### 인용 본문
|---|

[230602] 모두의연구소/아이펠이 전해드리는 오늘의 AI뉴스

안녕하세요!

바쁜 여러분들을 대신해서 모두연이 정리했어요!!

하나. Hugging Face LLM 추론 컨테이터

Hugging Face 블로그에 새로운 소식이 전해졌는데요, 바로 Amazon SageMaker를 활용한 Hugging Face LLM 추론 컨테이터를 소개하는 흥미로운 내용입니다.
해당 블로그는 Jupyter Notebook에서 사용할 수 있게 만들었고 그 라디오까지 구현 가능합니다.
LLM을 더 쉽게 활용하고 싶은 기업들이 있다면 해당 블로그를 참고해서 실제 적용해보는 방법도 매우 좋을 것 같네요!

Introducing the Hugging Face LLM Inference Container for Amazon SageMaker

둘. Hugging Face Hub에 BERTopic 라이브러리가 대통합

Hugging Face Hub에 BERTopic 라이브러리가 함께 통합되었다고 합니다.
BERTopic은 다양한 임베딩 기술과 c-TF-IDF를 활용하는 최고 성능의 파이썬 토픽 모델링 라이브러리인데요,
토픽 모델링이란 문서 내에서 숨겨진 주제를 발견할 때 도움이 되는 방식 중 하나입니다. 현재 BERTopic을 보다 쉽게 사용할 수 있는 QuickStart 페이지를 함께 제공하고 있습니다.

|---|

### 데이터 발췌

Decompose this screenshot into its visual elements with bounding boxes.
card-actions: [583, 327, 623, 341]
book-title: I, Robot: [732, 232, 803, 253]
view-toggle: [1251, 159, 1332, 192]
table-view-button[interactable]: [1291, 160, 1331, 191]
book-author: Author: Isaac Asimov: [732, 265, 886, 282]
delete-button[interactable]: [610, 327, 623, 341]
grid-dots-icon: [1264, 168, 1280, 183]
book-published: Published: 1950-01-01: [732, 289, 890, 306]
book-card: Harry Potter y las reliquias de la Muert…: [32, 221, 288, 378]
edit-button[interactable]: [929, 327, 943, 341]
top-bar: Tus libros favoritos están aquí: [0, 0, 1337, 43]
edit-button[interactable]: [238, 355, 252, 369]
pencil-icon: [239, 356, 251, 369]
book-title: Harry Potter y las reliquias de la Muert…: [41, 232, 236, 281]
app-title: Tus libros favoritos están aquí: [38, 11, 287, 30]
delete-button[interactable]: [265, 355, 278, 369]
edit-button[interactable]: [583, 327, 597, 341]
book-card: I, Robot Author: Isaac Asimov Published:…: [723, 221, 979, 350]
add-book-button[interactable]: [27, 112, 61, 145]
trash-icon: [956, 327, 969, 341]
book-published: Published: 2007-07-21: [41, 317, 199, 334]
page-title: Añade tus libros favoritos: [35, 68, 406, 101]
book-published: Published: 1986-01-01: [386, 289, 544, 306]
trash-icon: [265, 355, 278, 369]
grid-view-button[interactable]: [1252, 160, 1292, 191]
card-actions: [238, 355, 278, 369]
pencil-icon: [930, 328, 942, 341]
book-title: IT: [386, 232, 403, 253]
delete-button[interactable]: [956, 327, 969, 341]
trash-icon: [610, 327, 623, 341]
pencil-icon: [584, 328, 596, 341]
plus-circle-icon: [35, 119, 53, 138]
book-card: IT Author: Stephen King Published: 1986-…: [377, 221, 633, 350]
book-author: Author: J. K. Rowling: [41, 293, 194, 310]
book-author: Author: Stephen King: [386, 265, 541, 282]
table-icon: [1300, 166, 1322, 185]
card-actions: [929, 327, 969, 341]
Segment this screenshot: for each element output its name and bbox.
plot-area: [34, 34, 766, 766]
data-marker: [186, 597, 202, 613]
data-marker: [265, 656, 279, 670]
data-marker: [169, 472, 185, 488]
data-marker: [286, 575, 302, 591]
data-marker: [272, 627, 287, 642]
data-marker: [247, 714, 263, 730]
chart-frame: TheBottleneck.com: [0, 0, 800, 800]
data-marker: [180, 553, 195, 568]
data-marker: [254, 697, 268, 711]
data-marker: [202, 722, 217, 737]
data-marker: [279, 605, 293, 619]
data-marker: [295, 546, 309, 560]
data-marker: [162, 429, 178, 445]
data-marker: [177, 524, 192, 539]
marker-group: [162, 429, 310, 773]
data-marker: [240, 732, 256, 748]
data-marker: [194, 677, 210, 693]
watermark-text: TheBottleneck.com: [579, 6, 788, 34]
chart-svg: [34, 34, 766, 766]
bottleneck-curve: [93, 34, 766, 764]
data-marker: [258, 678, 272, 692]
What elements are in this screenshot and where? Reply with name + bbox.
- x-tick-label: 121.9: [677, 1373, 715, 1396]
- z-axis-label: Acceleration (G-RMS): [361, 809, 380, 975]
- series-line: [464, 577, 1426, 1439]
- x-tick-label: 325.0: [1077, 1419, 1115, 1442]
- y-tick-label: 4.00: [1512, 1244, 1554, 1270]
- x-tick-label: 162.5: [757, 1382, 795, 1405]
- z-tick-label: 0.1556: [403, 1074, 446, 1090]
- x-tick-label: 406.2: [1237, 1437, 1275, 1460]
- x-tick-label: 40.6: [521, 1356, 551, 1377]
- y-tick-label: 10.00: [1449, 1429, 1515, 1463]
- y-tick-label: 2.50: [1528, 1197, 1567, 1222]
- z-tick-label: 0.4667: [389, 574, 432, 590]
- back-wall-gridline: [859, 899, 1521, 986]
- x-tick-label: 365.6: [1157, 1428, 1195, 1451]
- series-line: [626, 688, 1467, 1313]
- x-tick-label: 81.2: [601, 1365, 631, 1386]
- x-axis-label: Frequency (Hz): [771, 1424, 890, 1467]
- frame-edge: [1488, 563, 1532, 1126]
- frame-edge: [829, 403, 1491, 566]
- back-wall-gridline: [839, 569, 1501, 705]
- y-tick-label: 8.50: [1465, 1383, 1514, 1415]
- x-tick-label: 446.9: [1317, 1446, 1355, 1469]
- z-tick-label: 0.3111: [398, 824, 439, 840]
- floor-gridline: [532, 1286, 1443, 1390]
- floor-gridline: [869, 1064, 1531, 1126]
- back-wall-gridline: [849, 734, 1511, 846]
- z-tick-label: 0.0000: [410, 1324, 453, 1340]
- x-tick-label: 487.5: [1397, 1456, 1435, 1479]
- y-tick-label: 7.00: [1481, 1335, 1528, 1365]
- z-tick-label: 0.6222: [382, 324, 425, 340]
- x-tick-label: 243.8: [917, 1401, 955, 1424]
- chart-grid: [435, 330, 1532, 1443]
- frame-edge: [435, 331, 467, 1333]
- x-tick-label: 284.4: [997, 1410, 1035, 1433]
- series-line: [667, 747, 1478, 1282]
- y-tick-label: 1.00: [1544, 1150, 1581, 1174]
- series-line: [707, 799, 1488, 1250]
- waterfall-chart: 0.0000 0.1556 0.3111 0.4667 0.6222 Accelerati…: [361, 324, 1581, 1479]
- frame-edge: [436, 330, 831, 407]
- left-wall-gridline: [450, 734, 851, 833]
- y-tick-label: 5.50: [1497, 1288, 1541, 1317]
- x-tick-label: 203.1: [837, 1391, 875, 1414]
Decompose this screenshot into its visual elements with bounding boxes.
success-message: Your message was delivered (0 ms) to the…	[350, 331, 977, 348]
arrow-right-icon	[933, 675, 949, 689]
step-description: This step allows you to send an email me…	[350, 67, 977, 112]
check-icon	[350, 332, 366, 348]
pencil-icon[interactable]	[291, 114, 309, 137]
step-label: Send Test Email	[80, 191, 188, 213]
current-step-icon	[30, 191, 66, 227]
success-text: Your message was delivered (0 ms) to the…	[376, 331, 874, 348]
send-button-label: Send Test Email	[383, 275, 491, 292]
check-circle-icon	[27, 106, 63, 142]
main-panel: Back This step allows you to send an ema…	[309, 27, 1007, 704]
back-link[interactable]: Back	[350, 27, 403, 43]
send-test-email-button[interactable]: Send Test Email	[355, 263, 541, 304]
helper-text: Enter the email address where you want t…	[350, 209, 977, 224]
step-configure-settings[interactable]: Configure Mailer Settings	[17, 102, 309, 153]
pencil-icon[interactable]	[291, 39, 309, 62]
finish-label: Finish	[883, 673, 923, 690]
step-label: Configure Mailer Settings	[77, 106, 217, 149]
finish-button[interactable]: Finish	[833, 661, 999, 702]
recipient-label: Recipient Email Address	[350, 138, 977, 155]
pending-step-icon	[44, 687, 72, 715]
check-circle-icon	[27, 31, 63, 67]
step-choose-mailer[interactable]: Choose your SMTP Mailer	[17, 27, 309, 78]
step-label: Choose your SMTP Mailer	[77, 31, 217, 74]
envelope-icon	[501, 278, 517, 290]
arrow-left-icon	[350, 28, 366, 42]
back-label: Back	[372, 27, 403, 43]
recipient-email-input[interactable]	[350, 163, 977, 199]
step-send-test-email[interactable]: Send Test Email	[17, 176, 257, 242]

|---|

### 과제 안내
위에 실린 AI 뉴스 글을 마지막 문장 다음부터 이어 쓰시오.

### 모범 답안
BERTopic의 장점은 용량이 큰 문서를 활용해 넣는다고 해도 모든 모델 기능을 유지한 상태로 50MB 모델의 생성이 가능한 점인데요,해당 모델까지 Hugging Face가 지원 가능해서 점차 그 규모가 확대되어지는 것 같군요!

Introducing BERTopic Integration with the Hugging Face Hub

셋. 나만의 3D 아바타

나만의 3D 아바타를 만들 수 있는 Diffusion 모델이 드디어 공개되었습니다.
이번에 새롭게 공개된 StyleAvatar3D는 Diffusion model만 사용한 것이 아니라 기존 이미지 생성모델의 강자인 GAN 기법도 함께 활용 가능하다고 합니다.
StyleAvatar3D는 데이터 생성할 때 3D모델에서 추출한 포즈를 이용해 멀티뷰 이미지 생성을 하고 데이터의 포즈와 이미지간의 불일치를 해소하기 위해서
GAN에서 사용하는 Dsicriminator를 사용합니다.
GAN의 장점과 Diffusion의 장점을 적절하게 믹스매치한 모델이 나왔다니 정말 신기하네요!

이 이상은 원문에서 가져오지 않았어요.